→ **SHORT TASK**: Every record below is to be retyped exactly.

------------------------------------------------------------------------

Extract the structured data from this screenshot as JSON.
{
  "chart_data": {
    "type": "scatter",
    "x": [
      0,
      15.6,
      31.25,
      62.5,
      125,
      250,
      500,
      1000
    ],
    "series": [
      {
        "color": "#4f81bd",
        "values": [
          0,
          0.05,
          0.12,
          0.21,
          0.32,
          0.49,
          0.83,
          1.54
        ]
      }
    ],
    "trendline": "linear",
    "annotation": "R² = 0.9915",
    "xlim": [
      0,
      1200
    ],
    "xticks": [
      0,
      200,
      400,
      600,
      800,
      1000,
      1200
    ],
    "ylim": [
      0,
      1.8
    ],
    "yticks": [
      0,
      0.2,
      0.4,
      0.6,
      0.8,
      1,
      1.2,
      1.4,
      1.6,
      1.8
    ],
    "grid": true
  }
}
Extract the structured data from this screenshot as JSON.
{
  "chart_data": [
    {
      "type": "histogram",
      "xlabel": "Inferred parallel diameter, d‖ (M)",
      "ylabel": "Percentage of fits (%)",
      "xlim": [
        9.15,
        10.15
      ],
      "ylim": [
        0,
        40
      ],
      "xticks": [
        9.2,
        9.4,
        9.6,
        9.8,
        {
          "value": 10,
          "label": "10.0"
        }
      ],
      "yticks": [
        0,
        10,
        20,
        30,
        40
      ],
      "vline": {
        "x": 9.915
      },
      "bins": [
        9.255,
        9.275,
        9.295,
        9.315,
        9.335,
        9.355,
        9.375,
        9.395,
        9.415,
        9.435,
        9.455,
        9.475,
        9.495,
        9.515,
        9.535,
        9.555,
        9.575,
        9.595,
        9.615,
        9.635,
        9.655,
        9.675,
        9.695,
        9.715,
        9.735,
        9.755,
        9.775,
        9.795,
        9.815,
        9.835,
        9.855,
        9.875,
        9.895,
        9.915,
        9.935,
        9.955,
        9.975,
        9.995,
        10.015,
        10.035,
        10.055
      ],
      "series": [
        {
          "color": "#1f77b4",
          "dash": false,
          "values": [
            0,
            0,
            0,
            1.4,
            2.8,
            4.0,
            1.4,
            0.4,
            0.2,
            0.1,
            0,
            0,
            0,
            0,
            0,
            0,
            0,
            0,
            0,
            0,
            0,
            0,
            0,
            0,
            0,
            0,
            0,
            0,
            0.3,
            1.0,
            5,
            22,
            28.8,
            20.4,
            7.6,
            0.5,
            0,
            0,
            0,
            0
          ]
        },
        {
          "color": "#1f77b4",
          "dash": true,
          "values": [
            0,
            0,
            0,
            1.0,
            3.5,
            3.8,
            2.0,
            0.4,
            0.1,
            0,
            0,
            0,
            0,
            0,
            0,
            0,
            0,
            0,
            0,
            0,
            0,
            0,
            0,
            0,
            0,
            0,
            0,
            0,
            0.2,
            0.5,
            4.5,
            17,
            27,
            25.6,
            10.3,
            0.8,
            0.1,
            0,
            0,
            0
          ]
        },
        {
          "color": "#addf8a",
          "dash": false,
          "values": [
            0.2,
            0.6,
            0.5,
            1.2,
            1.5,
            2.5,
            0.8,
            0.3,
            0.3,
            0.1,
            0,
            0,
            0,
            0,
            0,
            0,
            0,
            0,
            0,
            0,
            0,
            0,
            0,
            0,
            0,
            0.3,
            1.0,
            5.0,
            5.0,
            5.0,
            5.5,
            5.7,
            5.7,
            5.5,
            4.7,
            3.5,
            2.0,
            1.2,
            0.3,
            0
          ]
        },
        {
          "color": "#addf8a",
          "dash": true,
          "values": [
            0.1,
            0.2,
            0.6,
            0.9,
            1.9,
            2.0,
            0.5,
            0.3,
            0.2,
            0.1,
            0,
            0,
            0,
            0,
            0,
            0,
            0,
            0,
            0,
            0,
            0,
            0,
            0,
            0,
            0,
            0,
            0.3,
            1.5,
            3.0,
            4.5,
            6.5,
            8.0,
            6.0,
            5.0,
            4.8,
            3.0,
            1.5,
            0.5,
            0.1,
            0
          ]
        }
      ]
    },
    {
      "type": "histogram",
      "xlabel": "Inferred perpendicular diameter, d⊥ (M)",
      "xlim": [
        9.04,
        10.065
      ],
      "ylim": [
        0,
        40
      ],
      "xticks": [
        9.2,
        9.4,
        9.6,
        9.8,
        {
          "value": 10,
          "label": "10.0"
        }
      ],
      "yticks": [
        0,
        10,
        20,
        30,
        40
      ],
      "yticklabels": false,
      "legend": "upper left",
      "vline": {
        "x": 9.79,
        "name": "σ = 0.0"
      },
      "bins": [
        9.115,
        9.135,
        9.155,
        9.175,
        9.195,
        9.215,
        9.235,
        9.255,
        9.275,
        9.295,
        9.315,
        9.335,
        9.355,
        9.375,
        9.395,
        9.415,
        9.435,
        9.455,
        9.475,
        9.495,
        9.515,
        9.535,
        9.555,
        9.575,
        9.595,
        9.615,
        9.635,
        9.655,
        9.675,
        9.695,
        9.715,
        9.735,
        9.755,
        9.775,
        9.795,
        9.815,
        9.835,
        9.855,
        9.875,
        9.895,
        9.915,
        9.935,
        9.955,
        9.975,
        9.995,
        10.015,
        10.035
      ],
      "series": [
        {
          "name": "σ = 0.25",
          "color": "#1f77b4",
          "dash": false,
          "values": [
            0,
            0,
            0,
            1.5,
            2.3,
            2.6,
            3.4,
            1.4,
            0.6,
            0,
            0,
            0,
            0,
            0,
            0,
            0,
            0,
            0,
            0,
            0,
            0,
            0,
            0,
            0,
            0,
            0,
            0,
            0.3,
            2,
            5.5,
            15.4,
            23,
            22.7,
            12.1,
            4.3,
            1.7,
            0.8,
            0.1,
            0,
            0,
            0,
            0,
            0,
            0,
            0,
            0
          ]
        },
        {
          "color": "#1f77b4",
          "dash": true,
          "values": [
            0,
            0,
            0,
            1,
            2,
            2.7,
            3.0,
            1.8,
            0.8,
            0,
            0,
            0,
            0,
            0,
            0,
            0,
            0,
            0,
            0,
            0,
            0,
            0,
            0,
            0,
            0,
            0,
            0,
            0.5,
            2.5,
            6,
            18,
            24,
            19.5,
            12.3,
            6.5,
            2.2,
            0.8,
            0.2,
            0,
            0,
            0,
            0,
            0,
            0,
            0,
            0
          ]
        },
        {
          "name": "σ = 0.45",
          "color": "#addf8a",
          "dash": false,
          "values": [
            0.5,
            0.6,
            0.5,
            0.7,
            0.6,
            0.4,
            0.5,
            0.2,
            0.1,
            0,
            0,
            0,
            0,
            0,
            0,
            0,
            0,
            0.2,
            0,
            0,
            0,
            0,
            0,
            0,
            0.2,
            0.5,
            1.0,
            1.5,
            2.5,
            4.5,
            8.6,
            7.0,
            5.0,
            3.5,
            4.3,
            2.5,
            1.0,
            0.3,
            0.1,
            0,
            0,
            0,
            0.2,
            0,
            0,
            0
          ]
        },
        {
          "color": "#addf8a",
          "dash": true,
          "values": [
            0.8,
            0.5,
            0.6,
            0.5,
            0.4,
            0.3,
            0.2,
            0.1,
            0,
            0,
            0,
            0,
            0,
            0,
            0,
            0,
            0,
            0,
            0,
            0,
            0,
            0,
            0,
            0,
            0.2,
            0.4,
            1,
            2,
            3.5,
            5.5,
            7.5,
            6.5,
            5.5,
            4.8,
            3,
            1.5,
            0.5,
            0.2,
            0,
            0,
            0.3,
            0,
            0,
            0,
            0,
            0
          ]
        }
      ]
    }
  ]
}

------------------------------------------------------------------------

→ **SOLUTION TO THIS TASK**:
Extract the structured data from this screenshot as JSON.
{
  "chart_data": {
    "type": "scatter",
    "x": [
      0,
      15.6,
      31.25,
      62.5,
      125,
      250,
      500,
      1000
    ],
    "series": [
      {
        "color": "#4f81bd",
        "values": [
          0,
          0.05,
          0.12,
          0.21,
          0.32,
          0.49,
          0.83,
          1.54
        ]
      }
    ],
    "trendline": "linear",
    "annotation": "R² = 0.9915",
    "xlim": [
      0,
      1200
    ],
    "xticks": [
      0,
      200,
      400,
      600,
      800,
      1000,
      1200
    ],
    "ylim": [
      0,
      1.8
    ],
    "yticks": [
      0,
      0.2,
      0.4,
      0.6,
      0.8,
      1,
      1.2,
      1.4,
      1.6,
      1.8
    ],
    "grid": true
  }
}
Extract the structured data from this screenshot as JSON.
{
  "chart_data": [
    {
      "type": "histogram",
      "xlabel": "Inferred parallel diameter, d‖ (M)",
      "ylabel": "Percentage of fits (%)",
      "xlim": [
        9.15,
        10.15
      ],
      "ylim": [
        0,
        40
      ],
      "xticks": [
        9.2,
        9.4,
        9.6,
        9.8,
        {
          "value": 10,
          "label": "10.0"
        }
      ],
      "yticks": [
        0,
        10,
        20,
        30,
        40
      ],
      "vline": {
        "x": 9.915
      },
      "bins": [
        9.255,
        9.275,
        9.295,
        9.315,
        9.335,
        9.355,
        9.375,
        9.395,
        9.415,
        9.435,
        9.455,
        9.475,
        9.495,
        9.515,
        9.535,
        9.555,
        9.575,
        9.595,
        9.615,
        9.635,
        9.655,
        9.675,
        9.695,
        9.715,
        9.735,
        9.755,
        9.775,
        9.795,
        9.815,
        9.835,
        9.855,
        9.875,
        9.895,
        9.915,
        9.935,
        9.955,
        9.975,
        9.995,
        10.015,
        10.035,
        10.055
      ],
      "series": [
        {
          "color": "#1f77b4",
          "dash": false,
          "values": [
            0,
            0,
            0,
            1.4,
            2.8,
            4.0,
            1.4,
            0.4,
            0.2,
            0.1,
            0,
            0,
            0,
            0,
            0,
            0,
            0,
            0,
            0,
            0,
            0,
            0,
            0,
            0,
            0,
            0,
            0,
            0,
            0.3,
            1.0,
            5,
            22,
            28.8,
            20.4,
            7.6,
            0.5,
            0,
            0,
            0,
            0
          ]
        },
        {
          "color": "#1f77b4",
          "dash": true,
          "values": [
            0,
            0,
            0,
            1.0,
            3.5,
            3.8,
            2.0,
            0.4,
            0.1,
            0,
            0,
            0,
            0,
            0,
            0,
            0,
            0,
            0,
            0,
            0,
            0,
            0,
            0,
            0,
            0,
            0,
            0,
            0,
            0.2,
            0.5,
            4.5,
            17,
            27,
            25.6,
            10.3,
            0.8,
            0.1,
            0,
            0,
            0
          ]
        },
        {
          "color": "#addf8a",
          "dash": false,
          "values": [
            0.2,
            0.6,
            0.5,
            1.2,
            1.5,
            2.5,
            0.8,
            0.3,
            0.3,
            0.1,
            0,
            0,
            0,
            0,
            0,
            0,
            0,
            0,
            0,
            0,
            0,
            0,
            0,
            0,
            0,
            0.3,
            1.0,
            5.0,
            5.0,
            5.0,
            5.5,
            5.7,
            5.7,
            5.5,
            4.7,
            3.5,
            2.0,
            1.2,
            0.3,
            0
          ]
        },
        {
          "color": "#addf8a",
          "dash": true,
          "values": [
            0.1,
            0.2,
            0.6,
            0.9,
            1.9,
            2.0,
            0.5,
            0.3,
            0.2,
            0.1,
            0,
            0,
            0,
            0,
            0,
            0,
            0,
            0,
            0,
            0,
            0,
            0,
            0,
            0,
            0,
            0,
            0.3,
            1.5,
            3.0,
            4.5,
            6.5,
            8.0,
            6.0,
            5.0,
            4.8,
            3.0,
            1.5,
            0.5,
            0.1,
            0
          ]
        }
      ]
    },
    {
      "type": "histogram",
      "xlabel": "Inferred perpendicular diameter, d⊥ (M)",
      "xlim": [
        9.04,
        10.065
      ],
      "ylim": [
        0,
        40
      ],
      "xticks": [
        9.2,
        9.4,
        9.6,
        9.8,
        {
          "value": 10,
          "label": "10.0"
        }
      ],
      "yticks": [
        0,
        10,
        20,
        30,
        40
      ],
      "yticklabels": false,
      "legend": "upper left",
      "vline": {
        "x": 9.79,
        "name": "σ = 0.0"
      },
      "bins": [
        9.115,
        9.135,
        9.155,
        9.175,
        9.195,
        9.215,
        9.235,
        9.255,
        9.275,
        9.295,
        9.315,
        9.335,
        9.355,
        9.375,
        9.395,
        9.415,
        9.435,
        9.455,
        9.475,
        9.495,
        9.515,
        9.535,
        9.555,
        9.575,
        9.595,
        9.615,
        9.635,
        9.655,
        9.675,
        9.695,
        9.715,
        9.735,
        9.755,
        9.775,
        9.795,
        9.815,
        9.835,
        9.855,
        9.875,
        9.895,
        9.915,
        9.935,
        9.955,
        9.975,
        9.995,
        10.015,
        10.035
      ],
      "series": [
        {
          "name": "σ = 0.25",
          "color": "#1f77b4",
          "dash": false,
          "values": [
            0,
            0,
            0,
            1.5,
            2.3,
            2.6,
            3.4,
            1.4,
            0.6,
            0,
            0,
            0,
            0,
            0,
            0,
            0,
            0,
            0,
            0,
            0,
            0,
            0,
            0,
            0,
            0,
            0,
            0,
            0.3,
            2,
            5.5,
            15.4,
            23,
            22.7,
            12.1,
            4.3,
            1.7,
            0.8,
            0.1,
            0,
            0,
            0,
            0,
            0,
            0,
            0,
            0
          ]
        },
        {
          "color": "#1f77b4",
          "dash": true,
          "values": [
            0,
            0,
            0,
            1,
            2,
            2.7,
            3.0,
            1.8,
            0.8,
            0,
            0,
            0,
            0,
            0,
            0,
            0,
            0,
            0,
            0,
            0,
            0,
            0,
            0,
            0,
            0,
            0,
            0,
            0.5,
            2.5,
            6,
            18,
            24,
            19.5,
            12.3,
            6.5,
            2.2,
            0.8,
            0.2,
            0,
            0,
            0,
            0,
            0,
            0,
            0,
            0
          ]
        },
        {
          "name": "σ = 0.45",
          "color": "#addf8a",
          "dash": false,
          "values": [
            0.5,
            0.6,
            0.5,
            0.7,
            0.6,
            0.4,
            0.5,
            0.2,
            0.1,
            0,
            0,
            0,
            0,
            0,
            0,
            0,
            0,
            0.2,
            0,
            0,
            0,
            0,
            0,
            0,
            0.2,
            0.5,
            1.0,
            1.5,
            2.5,
            4.5,
            8.6,
            7.0,
            5.0,
            3.5,
            4.3,
            2.5,
            1.0,
            0.3,
            0.1,
            0,
            0,
            0,
            0.2,
            0,
            0,
            0
          ]
        },
        {
          "color": "#addf8a",
          "dash": true,
          "values": [
            0.8,
            0.5,
            0.6,
            0.5,
            0.4,
            0.3,
            0.2,
            0.1,
            0,
            0,
            0,
            0,
            0,
            0,
            0,
            0,
            0,
            0,
            0,
            0,
            0,
            0,
            0,
            0,
            0.2,
            0.4,
            1,
            2,
            3.5,
            5.5,
            7.5,
            6.5,
            5.5,
            4.8,
            3,
            1.5,
            0.5,
            0.2,
            0,
            0,
            0.3,
            0,
            0,
            0,
            0,
            0
          ]
        }
      ]
    }
  ]
}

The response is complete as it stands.